→ **Exercise details**:
Please set out the listing below as a Markdown table with two columns, Row and Listing line, giving each line a row number and skipping blank lines. Leave the pictures out of your table.
---------- Record list ----------
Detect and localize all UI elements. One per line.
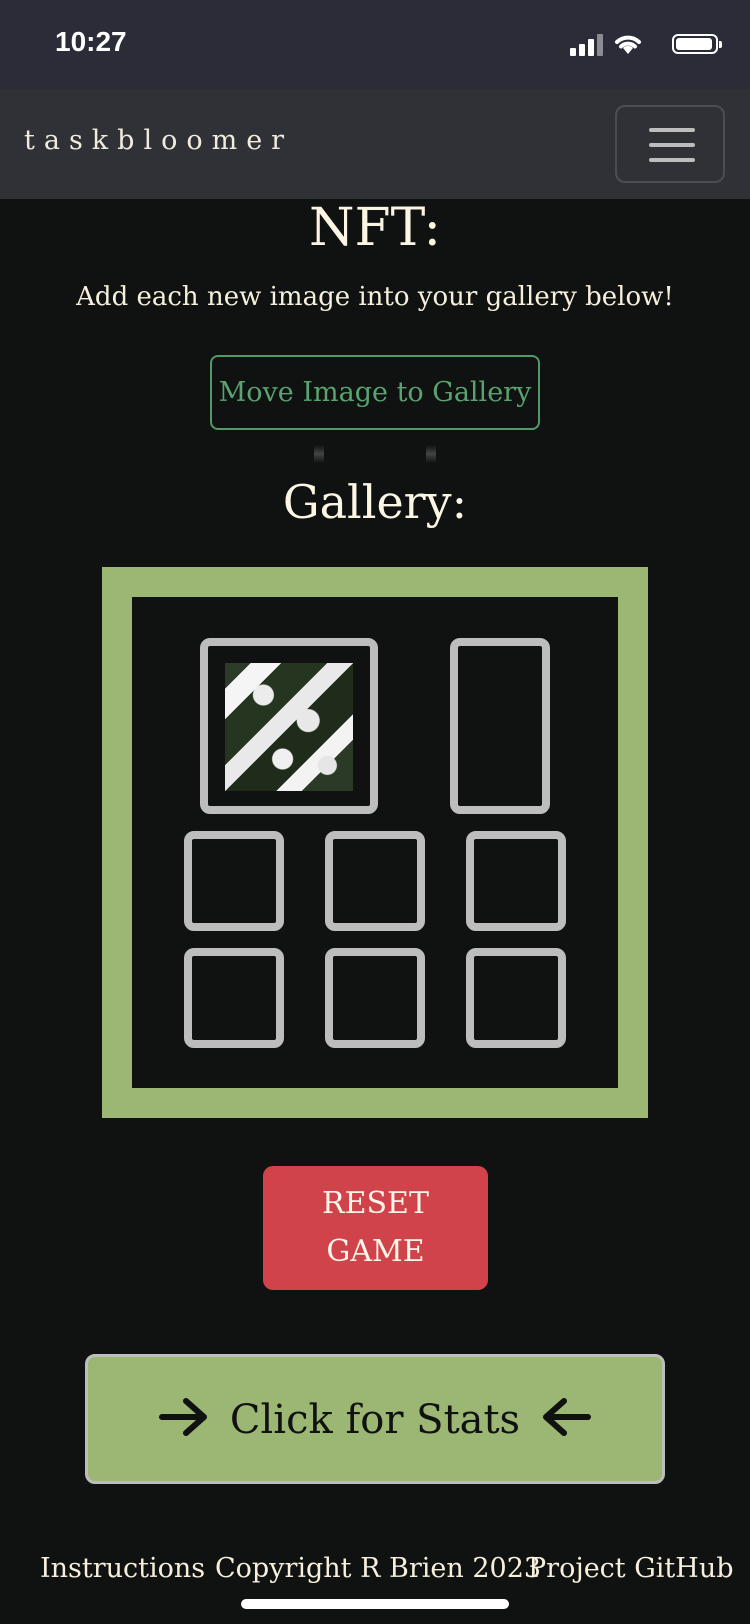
brand-logo[interactable]: taskbloomer <box>24 125 293 156</box>
reset-label-line1: RESET <box>322 1186 429 1221</box>
status-time: 10:27 <box>55 26 127 57</box>
gallery-slot-6[interactable] <box>184 948 284 1048</box>
nft-image <box>225 663 353 791</box>
decorative-mark <box>426 445 436 463</box>
gallery-slot-2[interactable] <box>450 638 550 814</box>
arrow-left-icon <box>543 1398 591 1436</box>
footer-github-link[interactable]: Project GitHub <box>528 1553 734 1584</box>
home-indicator <box>241 1599 509 1609</box>
footer-copyright: Copyright R Brien 2023 <box>215 1553 542 1584</box>
hamburger-icon <box>649 128 695 132</box>
gallery-slot-8[interactable] <box>466 948 566 1048</box>
gallery-frame <box>102 567 648 1118</box>
gallery-slot-1[interactable] <box>200 638 378 814</box>
battery-icon <box>672 34 722 54</box>
reset-game-button[interactable]: RESET GAME <box>263 1166 488 1290</box>
wifi-icon <box>615 35 641 54</box>
gallery-slot-3[interactable] <box>184 831 284 931</box>
click-for-stats-button[interactable]: Click for Stats <box>85 1354 665 1484</box>
gallery-slot-5[interactable] <box>466 831 566 931</box>
gallery-slot-4[interactable] <box>325 831 425 931</box>
move-image-to-gallery-button[interactable]: Move Image to Gallery <box>210 355 540 430</box>
footer-instructions-link[interactable]: Instructions <box>40 1553 205 1584</box>
status-bar: 10:27 <box>0 0 750 89</box>
gallery-title: Gallery: <box>282 475 468 529</box>
gallery-slot-7[interactable] <box>325 948 425 1048</box>
gallery-grid <box>132 597 618 1088</box>
nft-title: NFT: <box>309 198 441 258</box>
cellular-signal-icon <box>570 34 604 56</box>
nft-subtitle: Add each new image into your gallery bel… <box>76 282 674 312</box>
decorative-mark <box>314 445 324 463</box>
reset-label-line2: GAME <box>326 1234 425 1269</box>
menu-toggle-button[interactable] <box>615 105 725 183</box>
----------
→ **Response to this exercise**:
| Row | Listing line |
|---|---|
| 1 | Detect and localize all UI elements. One per line. |
| 2 | brand-logo[interactable]: taskbloomer <box>24 125 293 156</box> |
| 3 | reset-label-line1: RESET <box>322 1186 429 1221</box> |
| 4 | status-time: 10:27 <box>55 26 127 57</box> |
| 5 | gallery-slot-6[interactable] <box>184 948 284 1048</box> |
| 6 | nft-image <box>225 663 353 791</box> |
| 7 | decorative-mark <box>426 445 436 463</box> |
| 8 | gallery-slot-2[interactable] <box>450 638 550 814</box> |
| 9 | arrow-left-icon <box>543 1398 591 1436</box> |
| 10 | footer-github-link[interactable]: Project GitHub <box>528 1553 734 1584</box> |
| 11 | home-indicator <box>241 1599 509 1609</box> |
| 12 | footer-copyright: Copyright R Brien 2023 <box>215 1553 542 1584</box> |
| 13 | hamburger-icon <box>649 128 695 132</box> |
| 14 | gallery-slot-8[interactable] <box>466 948 566 1048</box> |
| 15 | gallery-frame <box>102 567 648 1118</box> |
| 16 | gallery-slot-1[interactable] <box>200 638 378 814</box> |
| 17 | battery-icon <box>672 34 722 54</box> |
| 18 | reset-game-button[interactable]: RESET GAME <box>263 1166 488 1290</box> |
| 19 | wifi-icon <box>615 35 641 54</box> |
| 20 | gallery-slot-3[interactable] <box>184 831 284 931</box> |
| 21 | click-for-stats-button[interactable]: Click for Stats <box>85 1354 665 1484</box> |
| 22 | gallery-slot-5[interactable] <box>466 831 566 931</box> |
| 23 | gallery-slot-4[interactable] <box>325 831 425 931</box> |
| 24 | move-image-to-gallery-button[interactable]: Move Image to Gallery <box>210 355 540 430</box> |
| 25 | footer-instructions-link[interactable]: Instructions <box>40 1553 205 1584</box> |
| 26 | status-bar: 10:27 <box>0 0 750 89</box> |
| 27 | gallery-title: Gallery: <box>282 475 468 529</box> |
| 28 | gallery-slot-7[interactable] <box>325 948 425 1048</box> |
| 29 | gallery-grid <box>132 597 618 1088</box> |
| 30 | nft-title: NFT: <box>309 198 441 258</box> |
| 31 | cellular-signal-icon <box>570 34 604 56</box> |
| 32 | nft-subtitle: Add each new image into your gallery bel… <box>76 282 674 312</box> |
| 33 | decorative-mark <box>314 445 324 463</box> |
| 34 | reset-label-line2: GAME <box>326 1234 425 1269</box> |
| 35 | menu-toggle-button[interactable] <box>615 105 725 183</box> |